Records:
━━━━
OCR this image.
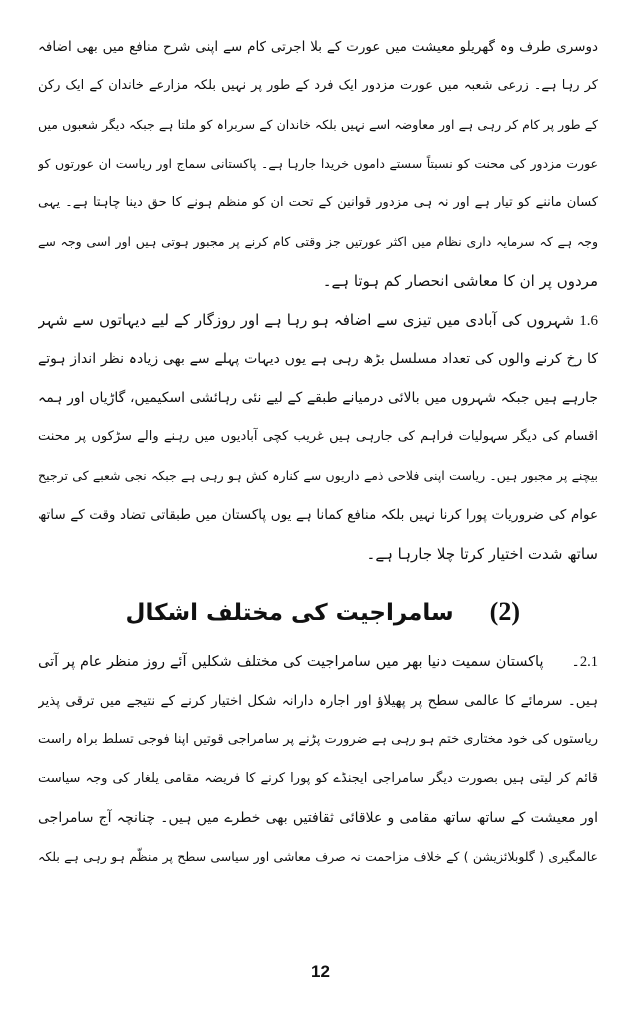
دوسری طرف وہ گھریلو معیشت میں عورت کے بلا اجرتی کام سے اپنی شرح منافع میں بھی اضافہ
کر رہا ہے۔ زرعی شعبہ میں عورت مزدور ایک فرد کے طور پر نہیں بلکہ مزارعے خاندان کے ایک رکن
کے طور پر کام کر رہی ہے اور معاوضہ اسے نہیں بلکہ خاندان کے سربراہ کو ملتا ہے جبکہ دیگر شعبوں میں
عورت مزدور کی محنت کو نسبتاً سستے داموں خریدا جارہا ہے۔ پاکستانی سماج اور ریاست ان عورتوں کو
کسان ماننے کو تیار ہے اور نہ ہی مزدور قوانین کے تحت ان کو منظم ہونے کا حق دینا چاہتا ہے۔ یہی
وجہ ہے کہ سرمایہ داری نظام میں اکثر عورتیں جز وقتی کام کرنے پر مجبور ہوتی ہیں اور اسی وجہ سے
مردوں پر ان کا معاشی انحصار کم ہوتا ہے۔
1.6 شہروں کی آبادی میں تیزی سے اضافہ ہو رہا ہے اور روزگار کے لیے دیہاتوں سے شہر
کا رخ کرنے والوں کی تعداد مسلسل بڑھ رہی ہے یوں دیہات پہلے سے بھی زیادہ نظر انداز ہوتے
جارہے ہیں جبکہ شہروں میں بالائی درمیانے طبقے کے لیے نئی رہائشی اسکیمیں، گاڑیاں اور ہمہ
اقسام کی دیگر سہولیات فراہم کی جارہی ہیں غریب کچی آبادیوں میں رہنے والے سڑکوں پر محنت
بیچنے پر مجبور ہیں۔ ریاست اپنی فلاحی ذمے داریوں سے کنارہ کش ہو رہی ہے جبکہ نجی شعبے کی ترجیح
عوام کی ضروریات پورا کرنا نہیں بلکہ منافع کمانا ہے یوں پاکستان میں طبقاتی تضاد وقت کے ساتھ
ساتھ شدت اختیار کرتا چلا جارہا ہے۔
(2) سامراجیت کی مختلف اشکال
2.1۔  پاکستان سمیت دنیا بھر میں سامراجیت کی مختلف شکلیں آئے روز منظر عام پر آتی
ہیں۔ سرمائے کا عالمی سطح پر پھیلاؤ اور اجارہ دارانہ شکل اختیار کرنے کے نتیجے میں ترقی پذیر
ریاستوں کی خود مختاری ختم ہو رہی ہے ضرورت پڑنے پر سامراجی قوتیں اپنا فوجی تسلط براہ راست
قائم کر لیتی ہیں بصورت دیگر سامراجی ایجنڈے کو پورا کرنے کا فریضہ مقامی یلغار کی وجہ سیاست
اور معیشت کے ساتھ ساتھ مقامی و علاقائی ثقافتیں بھی خطرے میں ہیں۔ چنانچہ آج سامراجی
عالمگیری ( گلوبلائزیشن ) کے خلاف مزاحمت نہ صرف معاشی اور سیاسی سطح پر منظّم ہو رہی ہے بلکہ
12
━━━━
Given request: Write every entry out again exactly, dropping the pictures.

The completed task:
OCR this image.
دوسری طرف وہ گھریلو معیشت میں عورت کے بلا اجرتی کام سے اپنی شرح منافع میں بھی اضافہ
کر رہا ہے۔ زرعی شعبہ میں عورت مزدور ایک فرد کے طور پر نہیں بلکہ مزارعے خاندان کے ایک رکن
کے طور پر کام کر رہی ہے اور معاوضہ اسے نہیں بلکہ خاندان کے سربراہ کو ملتا ہے جبکہ دیگر شعبوں میں
عورت مزدور کی محنت کو نسبتاً سستے داموں خریدا جارہا ہے۔ پاکستانی سماج اور ریاست ان عورتوں کو
کسان ماننے کو تیار ہے اور نہ ہی مزدور قوانین کے تحت ان کو منظم ہونے کا حق دینا چاہتا ہے۔ یہی
وجہ ہے کہ سرمایہ داری نظام میں اکثر عورتیں جز وقتی کام کرنے پر مجبور ہوتی ہیں اور اسی وجہ سے
مردوں پر ان کا معاشی انحصار کم ہوتا ہے۔
1.6 شہروں کی آبادی میں تیزی سے اضافہ ہو رہا ہے اور روزگار کے لیے دیہاتوں سے شہر
کا رخ کرنے والوں کی تعداد مسلسل بڑھ رہی ہے یوں دیہات پہلے سے بھی زیادہ نظر انداز ہوتے
جارہے ہیں جبکہ شہروں میں بالائی درمیانے طبقے کے لیے نئی رہائشی اسکیمیں، گاڑیاں اور ہمہ
اقسام کی دیگر سہولیات فراہم کی جارہی ہیں غریب کچی آبادیوں میں رہنے والے سڑکوں پر محنت
بیچنے پر مجبور ہیں۔ ریاست اپنی فلاحی ذمے داریوں سے کنارہ کش ہو رہی ہے جبکہ نجی شعبے کی ترجیح
عوام کی ضروریات پورا کرنا نہیں بلکہ منافع کمانا ہے یوں پاکستان میں طبقاتی تضاد وقت کے ساتھ
ساتھ شدت اختیار کرتا چلا جارہا ہے۔
(2) سامراجیت کی مختلف اشکال
2.1۔  پاکستان سمیت دنیا بھر میں سامراجیت کی مختلف شکلیں آئے روز منظر عام پر آتی
ہیں۔ سرمائے کا عالمی سطح پر پھیلاؤ اور اجارہ دارانہ شکل اختیار کرنے کے نتیجے میں ترقی پذیر
ریاستوں کی خود مختاری ختم ہو رہی ہے ضرورت پڑنے پر سامراجی قوتیں اپنا فوجی تسلط براہ راست
قائم کر لیتی ہیں بصورت دیگر سامراجی ایجنڈے کو پورا کرنے کا فریضہ مقامی یلغار کی وجہ سیاست
اور معیشت کے ساتھ ساتھ مقامی و علاقائی ثقافتیں بھی خطرے میں ہیں۔ چنانچہ آج سامراجی
عالمگیری ( گلوبلائزیشن ) کے خلاف مزاحمت نہ صرف معاشی اور سیاسی سطح پر منظّم ہو رہی ہے بلکہ
12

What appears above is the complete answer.